▶ INFORMATION GIVEN:
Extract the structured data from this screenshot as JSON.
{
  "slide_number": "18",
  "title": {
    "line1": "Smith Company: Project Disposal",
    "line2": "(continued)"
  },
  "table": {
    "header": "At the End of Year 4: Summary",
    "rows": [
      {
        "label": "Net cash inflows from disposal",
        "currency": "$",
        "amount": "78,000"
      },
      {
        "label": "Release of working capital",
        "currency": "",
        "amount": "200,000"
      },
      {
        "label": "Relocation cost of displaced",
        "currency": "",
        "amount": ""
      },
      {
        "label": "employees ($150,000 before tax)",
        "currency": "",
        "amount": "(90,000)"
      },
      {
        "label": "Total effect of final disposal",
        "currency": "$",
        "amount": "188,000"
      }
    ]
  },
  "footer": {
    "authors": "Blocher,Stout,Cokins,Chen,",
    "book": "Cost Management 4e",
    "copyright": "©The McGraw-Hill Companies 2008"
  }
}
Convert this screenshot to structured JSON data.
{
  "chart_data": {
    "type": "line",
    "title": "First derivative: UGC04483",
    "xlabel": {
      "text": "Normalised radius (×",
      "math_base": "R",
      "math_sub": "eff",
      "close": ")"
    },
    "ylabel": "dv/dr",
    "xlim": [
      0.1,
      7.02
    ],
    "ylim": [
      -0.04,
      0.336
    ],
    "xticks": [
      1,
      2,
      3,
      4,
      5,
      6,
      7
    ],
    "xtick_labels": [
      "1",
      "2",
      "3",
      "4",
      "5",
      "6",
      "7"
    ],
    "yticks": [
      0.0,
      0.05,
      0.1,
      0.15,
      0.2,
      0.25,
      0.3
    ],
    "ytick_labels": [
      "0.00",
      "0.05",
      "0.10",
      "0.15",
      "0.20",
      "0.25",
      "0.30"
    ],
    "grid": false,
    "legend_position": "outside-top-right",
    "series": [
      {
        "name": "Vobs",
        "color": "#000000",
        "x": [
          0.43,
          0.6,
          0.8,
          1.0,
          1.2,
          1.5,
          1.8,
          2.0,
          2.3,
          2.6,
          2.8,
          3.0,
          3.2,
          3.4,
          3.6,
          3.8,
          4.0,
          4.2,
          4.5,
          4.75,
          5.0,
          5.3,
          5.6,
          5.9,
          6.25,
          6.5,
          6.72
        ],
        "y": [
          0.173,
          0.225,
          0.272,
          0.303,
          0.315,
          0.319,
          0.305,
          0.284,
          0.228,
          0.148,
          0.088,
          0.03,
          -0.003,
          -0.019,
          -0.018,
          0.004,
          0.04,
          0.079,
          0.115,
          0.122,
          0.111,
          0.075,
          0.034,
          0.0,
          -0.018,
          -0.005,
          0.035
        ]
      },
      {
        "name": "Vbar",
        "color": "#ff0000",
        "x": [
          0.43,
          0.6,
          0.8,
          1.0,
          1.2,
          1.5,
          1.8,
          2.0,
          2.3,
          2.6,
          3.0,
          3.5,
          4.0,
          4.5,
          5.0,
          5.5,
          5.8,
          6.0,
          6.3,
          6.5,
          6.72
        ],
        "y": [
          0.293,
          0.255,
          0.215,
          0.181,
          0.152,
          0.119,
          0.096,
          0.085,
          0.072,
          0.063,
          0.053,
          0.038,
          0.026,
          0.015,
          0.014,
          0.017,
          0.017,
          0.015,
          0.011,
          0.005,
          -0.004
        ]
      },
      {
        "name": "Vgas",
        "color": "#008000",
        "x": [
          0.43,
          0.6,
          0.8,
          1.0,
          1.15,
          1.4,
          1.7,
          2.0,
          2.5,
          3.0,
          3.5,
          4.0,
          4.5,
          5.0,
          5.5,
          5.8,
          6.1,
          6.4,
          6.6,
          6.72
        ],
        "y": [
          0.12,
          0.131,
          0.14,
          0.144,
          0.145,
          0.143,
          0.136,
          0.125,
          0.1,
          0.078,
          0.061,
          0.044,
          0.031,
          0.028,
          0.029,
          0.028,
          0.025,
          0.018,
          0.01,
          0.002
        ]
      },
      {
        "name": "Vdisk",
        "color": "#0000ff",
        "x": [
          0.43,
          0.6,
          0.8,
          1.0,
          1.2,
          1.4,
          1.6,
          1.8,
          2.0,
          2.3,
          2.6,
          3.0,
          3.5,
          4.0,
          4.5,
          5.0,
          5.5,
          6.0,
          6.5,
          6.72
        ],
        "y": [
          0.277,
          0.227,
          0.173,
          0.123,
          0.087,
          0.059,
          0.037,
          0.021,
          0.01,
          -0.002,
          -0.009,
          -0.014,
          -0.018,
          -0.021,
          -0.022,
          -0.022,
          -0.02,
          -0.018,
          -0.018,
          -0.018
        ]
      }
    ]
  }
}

▶ PROBLEM STATEMENT: Write the listing out again, exactly as it reads.

▶ WRITTEN REPLY:
Extract the structured data from this screenshot as JSON.
{
  "slide_number": "18",
  "title": {
    "line1": "Smith Company: Project Disposal",
    "line2": "(continued)"
  },
  "table": {
    "header": "At the End of Year 4: Summary",
    "rows": [
      {
        "label": "Net cash inflows from disposal",
        "currency": "$",
        "amount": "78,000"
      },
      {
        "label": "Release of working capital",
        "currency": "",
        "amount": "200,000"
      },
      {
        "label": "Relocation cost of displaced",
        "currency": "",
        "amount": ""
      },
      {
        "label": "employees ($150,000 before tax)",
        "currency": "",
        "amount": "(90,000)"
      },
      {
        "label": "Total effect of final disposal",
        "currency": "$",
        "amount": "188,000"
      }
    ]
  },
  "footer": {
    "authors": "Blocher,Stout,Cokins,Chen,",
    "book": "Cost Management 4e",
    "copyright": "©The McGraw-Hill Companies 2008"
  }
}
Convert this screenshot to structured JSON data.
{
  "chart_data": {
    "type": "line",
    "title": "First derivative: UGC04483",
    "xlabel": {
      "text": "Normalised radius (×",
      "math_base": "R",
      "math_sub": "eff",
      "close": ")"
    },
    "ylabel": "dv/dr",
    "xlim": [
      0.1,
      7.02
    ],
    "ylim": [
      -0.04,
      0.336
    ],
    "xticks": [
      1,
      2,
      3,
      4,
      5,
      6,
      7
    ],
    "xtick_labels": [
      "1",
      "2",
      "3",
      "4",
      "5",
      "6",
      "7"
    ],
    "yticks": [
      0.0,
      0.05,
      0.1,
      0.15,
      0.2,
      0.25,
      0.3
    ],
    "ytick_labels": [
      "0.00",
      "0.05",
      "0.10",
      "0.15",
      "0.20",
      "0.25",
      "0.30"
    ],
    "grid": false,
    "legend_position": "outside-top-right",
    "series": [
      {
        "name": "Vobs",
        "color": "#000000",
        "x": [
          0.43,
          0.6,
          0.8,
          1.0,
          1.2,
          1.5,
          1.8,
          2.0,
          2.3,
          2.6,
          2.8,
          3.0,
          3.2,
          3.4,
          3.6,
          3.8,
          4.0,
          4.2,
          4.5,
          4.75,
          5.0,
          5.3,
          5.6,
          5.9,
          6.25,
          6.5,
          6.72
        ],
        "y": [
          0.173,
          0.225,
          0.272,
          0.303,
          0.315,
          0.319,
          0.305,
          0.284,
          0.228,
          0.148,
          0.088,
          0.03,
          -0.003,
          -0.019,
          -0.018,
          0.004,
          0.04,
          0.079,
          0.115,
          0.122,
          0.111,
          0.075,
          0.034,
          0.0,
          -0.018,
          -0.005,
          0.035
        ]
      },
      {
        "name": "Vbar",
        "color": "#ff0000",
        "x": [
          0.43,
          0.6,
          0.8,
          1.0,
          1.2,
          1.5,
          1.8,
          2.0,
          2.3,
          2.6,
          3.0,
          3.5,
          4.0,
          4.5,
          5.0,
          5.5,
          5.8,
          6.0,
          6.3,
          6.5,
          6.72
        ],
        "y": [
          0.293,
          0.255,
          0.215,
          0.181,
          0.152,
          0.119,
          0.096,
          0.085,
          0.072,
          0.063,
          0.053,
          0.038,
          0.026,
          0.015,
          0.014,
          0.017,
          0.017,
          0.015,
          0.011,
          0.005,
          -0.004
        ]
      },
      {
        "name": "Vgas",
        "color": "#008000",
        "x": [
          0.43,
          0.6,
          0.8,
          1.0,
          1.15,
          1.4,
          1.7,
          2.0,
          2.5,
          3.0,
          3.5,
          4.0,
          4.5,
          5.0,
          5.5,
          5.8,
          6.1,
          6.4,
          6.6,
          6.72
        ],
        "y": [
          0.12,
          0.131,
          0.14,
          0.144,
          0.145,
          0.143,
          0.136,
          0.125,
          0.1,
          0.078,
          0.061,
          0.044,
          0.031,
          0.028,
          0.029,
          0.028,
          0.025,
          0.018,
          0.01,
          0.002
        ]
      },
      {
        "name": "Vdisk",
        "color": "#0000ff",
        "x": [
          0.43,
          0.6,
          0.8,
          1.0,
          1.2,
          1.4,
          1.6,
          1.8,
          2.0,
          2.3,
          2.6,
          3.0,
          3.5,
          4.0,
          4.5,
          5.0,
          5.5,
          6.0,
          6.5,
          6.72
        ],
        "y": [
          0.277,
          0.227,
          0.173,
          0.123,
          0.087,
          0.059,
          0.037,
          0.021,
          0.01,
          -0.002,
          -0.009,
          -0.014,
          -0.018,
          -0.021,
          -0.022,
          -0.022,
          -0.02,
          -0.018,
          -0.018,
          -0.018
        ]
      }
    ]
  }
}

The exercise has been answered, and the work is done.